[Directive] Filter out everything except lines holding "называют".

** START OF Record list **

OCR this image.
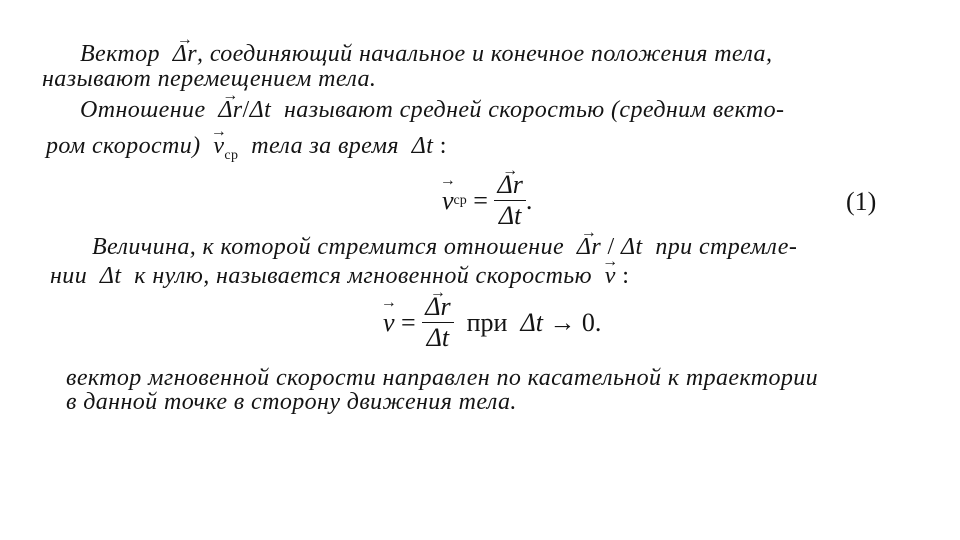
Вектор → Δr, соединяющий начальное и конечное положения тела,
называют перемещением тела.
Отношение → Δr/Δt называют средней скоростью (средним векто-
ром скорости) → $v_{ср}$ тела за время Δt :
→ v ср
=
→ $\frac{\Delta r}{\Delta t}$ .	(1)
Величина, к которой стремится отношение → Δr / Δt при стремле-
нии Δt к нулю, называется мгновенной скоростью → v :
→ v
=
→ $\frac{\Delta r}{\Delta t}$
при
Δt
→
0.
вектор мгновенной скорости направлен по касательной к траектории
в данной точке в сторону движения тела.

** END OF Record list **

[Written response]
называют перемещением тела.
Отношение → Δr/Δt называют средней скоростью (средним векто-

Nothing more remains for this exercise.